# Records provided start

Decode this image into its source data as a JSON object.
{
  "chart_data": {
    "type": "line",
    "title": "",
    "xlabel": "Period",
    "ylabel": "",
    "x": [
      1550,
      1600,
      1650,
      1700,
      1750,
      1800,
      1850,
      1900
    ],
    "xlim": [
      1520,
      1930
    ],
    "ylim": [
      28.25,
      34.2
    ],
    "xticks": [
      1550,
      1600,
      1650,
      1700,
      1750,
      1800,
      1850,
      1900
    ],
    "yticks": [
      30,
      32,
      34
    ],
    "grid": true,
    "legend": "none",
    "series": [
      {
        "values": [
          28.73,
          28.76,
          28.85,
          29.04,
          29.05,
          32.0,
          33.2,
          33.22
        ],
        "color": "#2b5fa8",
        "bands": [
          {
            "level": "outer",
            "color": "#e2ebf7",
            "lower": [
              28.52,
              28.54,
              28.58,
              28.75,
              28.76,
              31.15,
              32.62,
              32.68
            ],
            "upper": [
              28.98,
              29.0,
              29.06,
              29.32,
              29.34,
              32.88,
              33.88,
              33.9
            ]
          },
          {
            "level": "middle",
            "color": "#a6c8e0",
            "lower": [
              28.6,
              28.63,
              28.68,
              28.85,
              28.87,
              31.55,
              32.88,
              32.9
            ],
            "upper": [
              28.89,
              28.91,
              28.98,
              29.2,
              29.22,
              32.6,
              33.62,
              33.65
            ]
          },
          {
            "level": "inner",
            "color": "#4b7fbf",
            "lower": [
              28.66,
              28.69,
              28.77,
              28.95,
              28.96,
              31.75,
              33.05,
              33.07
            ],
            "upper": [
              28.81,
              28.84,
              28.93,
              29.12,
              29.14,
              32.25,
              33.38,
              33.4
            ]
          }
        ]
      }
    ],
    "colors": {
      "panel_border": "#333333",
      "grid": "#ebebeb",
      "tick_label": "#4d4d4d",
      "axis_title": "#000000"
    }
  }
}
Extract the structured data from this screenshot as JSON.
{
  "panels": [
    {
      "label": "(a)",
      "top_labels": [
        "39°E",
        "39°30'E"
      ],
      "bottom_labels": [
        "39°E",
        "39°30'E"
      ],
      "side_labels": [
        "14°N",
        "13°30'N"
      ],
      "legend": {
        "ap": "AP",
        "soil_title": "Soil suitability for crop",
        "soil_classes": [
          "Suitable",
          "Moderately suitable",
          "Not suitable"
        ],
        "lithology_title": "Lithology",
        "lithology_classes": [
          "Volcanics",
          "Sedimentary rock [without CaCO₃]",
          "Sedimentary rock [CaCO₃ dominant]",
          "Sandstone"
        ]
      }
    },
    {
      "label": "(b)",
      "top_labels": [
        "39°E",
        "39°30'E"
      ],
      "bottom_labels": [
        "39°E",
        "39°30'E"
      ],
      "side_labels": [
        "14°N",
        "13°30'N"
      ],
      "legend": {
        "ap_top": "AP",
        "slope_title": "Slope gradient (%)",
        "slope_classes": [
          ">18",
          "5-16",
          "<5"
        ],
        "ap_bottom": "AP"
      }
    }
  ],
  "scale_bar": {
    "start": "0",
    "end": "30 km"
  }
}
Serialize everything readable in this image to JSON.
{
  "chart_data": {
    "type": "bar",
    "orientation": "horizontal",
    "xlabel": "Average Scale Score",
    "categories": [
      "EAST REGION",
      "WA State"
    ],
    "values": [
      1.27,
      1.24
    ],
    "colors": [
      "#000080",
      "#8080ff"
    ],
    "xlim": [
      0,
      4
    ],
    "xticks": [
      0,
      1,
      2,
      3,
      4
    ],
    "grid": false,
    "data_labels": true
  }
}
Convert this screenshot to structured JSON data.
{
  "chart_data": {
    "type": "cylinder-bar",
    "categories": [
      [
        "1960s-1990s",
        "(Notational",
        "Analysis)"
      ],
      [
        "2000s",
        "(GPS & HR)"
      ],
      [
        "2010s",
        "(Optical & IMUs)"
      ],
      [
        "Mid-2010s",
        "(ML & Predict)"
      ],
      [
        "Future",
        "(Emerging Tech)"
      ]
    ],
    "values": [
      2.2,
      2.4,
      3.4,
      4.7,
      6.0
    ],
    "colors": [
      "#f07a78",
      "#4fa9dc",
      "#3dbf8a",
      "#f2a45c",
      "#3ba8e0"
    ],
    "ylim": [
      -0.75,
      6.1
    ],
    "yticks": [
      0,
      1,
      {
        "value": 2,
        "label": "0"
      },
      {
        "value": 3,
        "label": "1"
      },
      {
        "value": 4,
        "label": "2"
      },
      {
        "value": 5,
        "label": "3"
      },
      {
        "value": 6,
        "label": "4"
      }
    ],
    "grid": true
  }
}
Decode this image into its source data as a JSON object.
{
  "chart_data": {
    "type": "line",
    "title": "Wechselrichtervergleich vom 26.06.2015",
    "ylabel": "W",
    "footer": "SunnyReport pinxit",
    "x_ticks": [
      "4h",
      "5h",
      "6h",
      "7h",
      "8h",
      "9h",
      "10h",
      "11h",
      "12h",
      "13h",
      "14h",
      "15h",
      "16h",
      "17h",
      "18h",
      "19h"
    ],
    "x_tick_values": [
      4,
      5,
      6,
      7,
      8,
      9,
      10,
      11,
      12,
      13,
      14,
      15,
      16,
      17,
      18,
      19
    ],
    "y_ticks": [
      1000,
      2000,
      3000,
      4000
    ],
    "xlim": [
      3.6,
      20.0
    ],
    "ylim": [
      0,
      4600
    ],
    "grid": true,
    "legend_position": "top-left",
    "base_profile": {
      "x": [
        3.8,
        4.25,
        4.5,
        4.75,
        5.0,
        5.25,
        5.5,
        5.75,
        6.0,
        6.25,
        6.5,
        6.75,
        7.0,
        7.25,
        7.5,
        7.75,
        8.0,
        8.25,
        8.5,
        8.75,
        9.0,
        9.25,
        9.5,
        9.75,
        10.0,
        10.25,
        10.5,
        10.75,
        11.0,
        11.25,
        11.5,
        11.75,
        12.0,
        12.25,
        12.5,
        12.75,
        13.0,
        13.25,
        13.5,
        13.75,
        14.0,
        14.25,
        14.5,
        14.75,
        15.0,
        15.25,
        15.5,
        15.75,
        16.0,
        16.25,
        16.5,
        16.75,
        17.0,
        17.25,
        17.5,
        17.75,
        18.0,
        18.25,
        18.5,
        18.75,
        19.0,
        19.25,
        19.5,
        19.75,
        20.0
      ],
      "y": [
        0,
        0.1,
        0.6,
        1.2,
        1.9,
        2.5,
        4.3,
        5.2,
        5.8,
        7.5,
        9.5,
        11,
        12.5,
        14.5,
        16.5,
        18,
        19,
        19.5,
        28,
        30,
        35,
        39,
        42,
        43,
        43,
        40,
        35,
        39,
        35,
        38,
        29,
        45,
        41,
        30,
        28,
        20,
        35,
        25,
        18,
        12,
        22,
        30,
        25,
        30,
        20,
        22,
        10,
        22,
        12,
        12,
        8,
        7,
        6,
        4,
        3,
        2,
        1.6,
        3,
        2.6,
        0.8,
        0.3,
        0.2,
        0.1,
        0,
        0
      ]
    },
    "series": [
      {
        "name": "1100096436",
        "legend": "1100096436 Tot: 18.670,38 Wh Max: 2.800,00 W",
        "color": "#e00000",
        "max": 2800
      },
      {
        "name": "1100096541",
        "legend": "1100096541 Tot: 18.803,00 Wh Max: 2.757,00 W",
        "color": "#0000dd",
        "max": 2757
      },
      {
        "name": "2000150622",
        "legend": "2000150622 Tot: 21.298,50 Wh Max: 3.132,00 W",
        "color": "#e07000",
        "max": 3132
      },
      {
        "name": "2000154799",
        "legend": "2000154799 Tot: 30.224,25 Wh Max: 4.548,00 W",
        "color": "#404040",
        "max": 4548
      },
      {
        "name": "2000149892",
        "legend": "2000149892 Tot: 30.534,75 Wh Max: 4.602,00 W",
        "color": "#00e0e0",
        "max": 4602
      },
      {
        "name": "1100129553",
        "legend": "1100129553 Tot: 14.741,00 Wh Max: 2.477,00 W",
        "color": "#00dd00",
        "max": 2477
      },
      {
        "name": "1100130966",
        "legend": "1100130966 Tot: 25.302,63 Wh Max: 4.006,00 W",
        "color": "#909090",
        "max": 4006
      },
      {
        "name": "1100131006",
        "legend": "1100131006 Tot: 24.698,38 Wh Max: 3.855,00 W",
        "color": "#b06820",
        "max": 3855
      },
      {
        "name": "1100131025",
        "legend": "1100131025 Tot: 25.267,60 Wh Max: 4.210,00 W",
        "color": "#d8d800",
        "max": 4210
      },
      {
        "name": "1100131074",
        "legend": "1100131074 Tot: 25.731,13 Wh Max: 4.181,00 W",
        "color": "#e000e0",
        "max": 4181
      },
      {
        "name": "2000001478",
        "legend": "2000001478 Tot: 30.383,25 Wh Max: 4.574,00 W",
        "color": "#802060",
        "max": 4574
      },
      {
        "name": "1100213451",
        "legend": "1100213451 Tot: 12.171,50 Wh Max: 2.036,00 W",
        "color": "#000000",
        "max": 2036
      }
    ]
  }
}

# Records provided end

→ **The exercise**
Where a line contains "grid", copy that line.

→ **Task response**
    "grid": true,
      "grid": "#ebebeb",
    "grid": false,
    "grid": true
    "grid": true,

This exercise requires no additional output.